**Instructions for the task**:
Write the records out again, precisely as they stand.

**Material supplied**:
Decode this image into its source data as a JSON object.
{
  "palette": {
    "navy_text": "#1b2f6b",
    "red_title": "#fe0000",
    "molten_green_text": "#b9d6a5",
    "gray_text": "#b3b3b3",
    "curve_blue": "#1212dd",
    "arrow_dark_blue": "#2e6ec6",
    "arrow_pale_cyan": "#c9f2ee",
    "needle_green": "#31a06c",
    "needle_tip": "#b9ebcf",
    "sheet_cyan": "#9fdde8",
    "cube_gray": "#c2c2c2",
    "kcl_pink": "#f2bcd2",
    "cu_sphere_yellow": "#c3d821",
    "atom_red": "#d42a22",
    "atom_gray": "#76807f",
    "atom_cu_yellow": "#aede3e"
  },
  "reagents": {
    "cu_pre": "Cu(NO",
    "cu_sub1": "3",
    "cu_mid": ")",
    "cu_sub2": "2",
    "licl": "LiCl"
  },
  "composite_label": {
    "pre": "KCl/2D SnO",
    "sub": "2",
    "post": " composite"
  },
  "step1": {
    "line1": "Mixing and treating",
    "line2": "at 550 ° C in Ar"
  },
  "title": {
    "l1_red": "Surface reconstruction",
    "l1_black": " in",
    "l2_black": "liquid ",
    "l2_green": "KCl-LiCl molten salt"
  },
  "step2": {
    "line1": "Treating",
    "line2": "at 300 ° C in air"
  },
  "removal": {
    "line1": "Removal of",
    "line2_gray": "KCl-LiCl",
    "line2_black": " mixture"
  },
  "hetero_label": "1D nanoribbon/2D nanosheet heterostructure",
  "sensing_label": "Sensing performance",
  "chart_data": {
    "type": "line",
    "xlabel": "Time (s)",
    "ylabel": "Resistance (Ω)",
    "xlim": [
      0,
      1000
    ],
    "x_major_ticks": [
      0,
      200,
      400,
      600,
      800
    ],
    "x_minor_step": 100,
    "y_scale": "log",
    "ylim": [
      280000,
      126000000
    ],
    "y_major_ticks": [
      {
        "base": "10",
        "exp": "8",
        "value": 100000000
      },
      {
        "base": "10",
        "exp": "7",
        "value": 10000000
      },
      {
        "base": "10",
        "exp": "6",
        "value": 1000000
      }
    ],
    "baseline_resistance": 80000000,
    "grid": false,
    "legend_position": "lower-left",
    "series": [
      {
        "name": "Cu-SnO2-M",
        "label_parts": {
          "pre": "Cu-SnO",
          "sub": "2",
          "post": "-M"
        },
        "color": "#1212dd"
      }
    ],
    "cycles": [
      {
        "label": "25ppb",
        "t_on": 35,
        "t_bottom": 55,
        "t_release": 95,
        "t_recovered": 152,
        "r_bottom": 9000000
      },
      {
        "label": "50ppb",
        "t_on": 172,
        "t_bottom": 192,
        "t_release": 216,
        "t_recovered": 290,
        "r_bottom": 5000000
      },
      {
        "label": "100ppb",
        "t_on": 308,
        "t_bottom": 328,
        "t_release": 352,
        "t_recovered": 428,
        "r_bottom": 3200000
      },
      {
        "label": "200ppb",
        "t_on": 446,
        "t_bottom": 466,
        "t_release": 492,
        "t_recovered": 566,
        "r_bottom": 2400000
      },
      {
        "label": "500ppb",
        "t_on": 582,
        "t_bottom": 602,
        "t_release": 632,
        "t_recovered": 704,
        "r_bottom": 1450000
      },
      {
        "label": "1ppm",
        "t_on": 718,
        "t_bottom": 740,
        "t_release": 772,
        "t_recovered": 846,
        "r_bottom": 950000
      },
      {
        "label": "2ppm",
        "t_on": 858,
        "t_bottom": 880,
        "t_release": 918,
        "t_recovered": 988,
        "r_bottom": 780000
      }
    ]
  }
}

**Task answer**:
Decode this image into its source data as a JSON object.
{
  "palette": {
    "navy_text": "#1b2f6b",
    "red_title": "#fe0000",
    "molten_green_text": "#b9d6a5",
    "gray_text": "#b3b3b3",
    "curve_blue": "#1212dd",
    "arrow_dark_blue": "#2e6ec6",
    "arrow_pale_cyan": "#c9f2ee",
    "needle_green": "#31a06c",
    "needle_tip": "#b9ebcf",
    "sheet_cyan": "#9fdde8",
    "cube_gray": "#c2c2c2",
    "kcl_pink": "#f2bcd2",
    "cu_sphere_yellow": "#c3d821",
    "atom_red": "#d42a22",
    "atom_gray": "#76807f",
    "atom_cu_yellow": "#aede3e"
  },
  "reagents": {
    "cu_pre": "Cu(NO",
    "cu_sub1": "3",
    "cu_mid": ")",
    "cu_sub2": "2",
    "licl": "LiCl"
  },
  "composite_label": {
    "pre": "KCl/2D SnO",
    "sub": "2",
    "post": " composite"
  },
  "step1": {
    "line1": "Mixing and treating",
    "line2": "at 550 ° C in Ar"
  },
  "title": {
    "l1_red": "Surface reconstruction",
    "l1_black": " in",
    "l2_black": "liquid ",
    "l2_green": "KCl-LiCl molten salt"
  },
  "step2": {
    "line1": "Treating",
    "line2": "at 300 ° C in air"
  },
  "removal": {
    "line1": "Removal of",
    "line2_gray": "KCl-LiCl",
    "line2_black": " mixture"
  },
  "hetero_label": "1D nanoribbon/2D nanosheet heterostructure",
  "sensing_label": "Sensing performance",
  "chart_data": {
    "type": "line",
    "xlabel": "Time (s)",
    "ylabel": "Resistance (Ω)",
    "xlim": [
      0,
      1000
    ],
    "x_major_ticks": [
      0,
      200,
      400,
      600,
      800
    ],
    "x_minor_step": 100,
    "y_scale": "log",
    "ylim": [
      280000,
      126000000
    ],
    "y_major_ticks": [
      {
        "base": "10",
        "exp": "8",
        "value": 100000000
      },
      {
        "base": "10",
        "exp": "7",
        "value": 10000000
      },
      {
        "base": "10",
        "exp": "6",
        "value": 1000000
      }
    ],
    "baseline_resistance": 80000000,
    "grid": false,
    "legend_position": "lower-left",
    "series": [
      {
        "name": "Cu-SnO2-M",
        "label_parts": {
          "pre": "Cu-SnO",
          "sub": "2",
          "post": "-M"
        },
        "color": "#1212dd"
      }
    ],
    "cycles": [
      {
        "label": "25ppb",
        "t_on": 35,
        "t_bottom": 55,
        "t_release": 95,
        "t_recovered": 152,
        "r_bottom": 9000000
      },
      {
        "label": "50ppb",
        "t_on": 172,
        "t_bottom": 192,
        "t_release": 216,
        "t_recovered": 290,
        "r_bottom": 5000000
      },
      {
        "label": "100ppb",
        "t_on": 308,
        "t_bottom": 328,
        "t_release": 352,
        "t_recovered": 428,
        "r_bottom": 3200000
      },
      {
        "label": "200ppb",
        "t_on": 446,
        "t_bottom": 466,
        "t_release": 492,
        "t_recovered": 566,
        "r_bottom": 2400000
      },
      {
        "label": "500ppb",
        "t_on": 582,
        "t_bottom": 602,
        "t_release": 632,
        "t_recovered": 704,
        "r_bottom": 1450000
      },
      {
        "label": "1ppm",
        "t_on": 718,
        "t_bottom": 740,
        "t_release": 772,
        "t_recovered": 846,
        "r_bottom": 950000
      },
      {
        "label": "2ppm",
        "t_on": 858,
        "t_bottom": 880,
        "t_release": 918,
        "t_recovered": 988,
        "r_bottom": 780000
      }
    ]
  }
}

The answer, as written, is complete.